| TASK PROMPT |
Of all the lines in the material, how many include the word "характерных"? Give only the number.

| ENTRIES SHOWN |
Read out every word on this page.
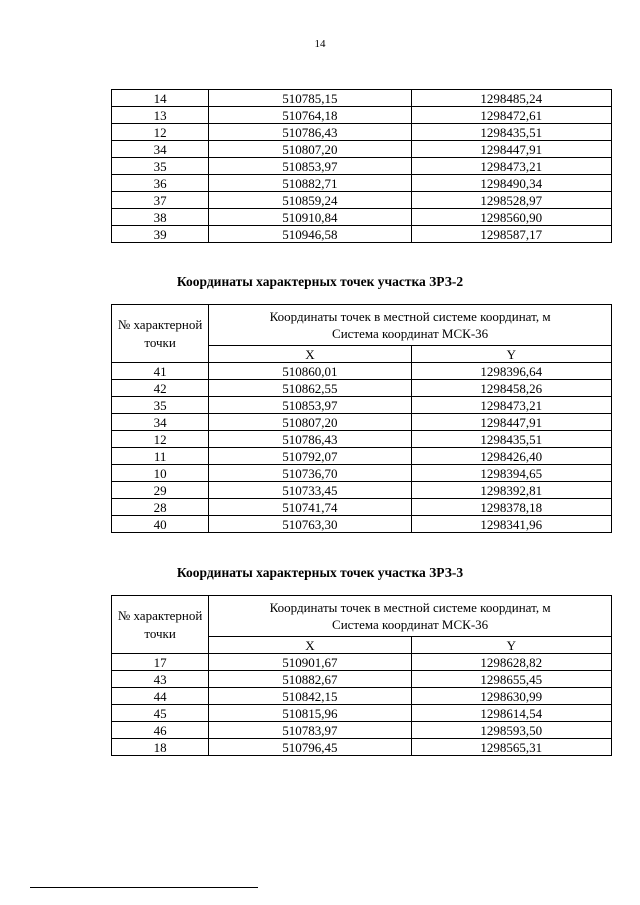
14
14	510785,15	1298485,24
13	510764,18	1298472,61
12	510786,43	1298435,51
34	510807,20	1298447,91
35	510853,97	1298473,21
36	510882,71	1298490,34
37	510859,24	1298528,97
38	510910,84	1298560,90
39	510946,58	1298587,17
Координаты характерных точек участка ЗРЗ-2
№ характерной точки	Координаты точек в местной системе координат, м
Система координат МСК-36	
	X	Y
41	510860,01	1298396,64
42	510862,55	1298458,26
35	510853,97	1298473,21
34	510807,20	1298447,91
12	510786,43	1298435,51
11	510792,07	1298426,40
10	510736,70	1298394,65
29	510733,45	1298392,81
28	510741,74	1298378,18
40	510763,30	1298341,96
Координаты характерных точек участка ЗРЗ-3
№ характерной точки	Координаты точек в местной системе координат, м
Система координат МСК-36	
	X	Y
17	510901,67	1298628,82
43	510882,67	1298655,45
44	510842,15	1298630,99
45	510815,96	1298614,54
46	510783,97	1298593,50
18	510796,45	1298565,31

| TASK OUTPUT |
2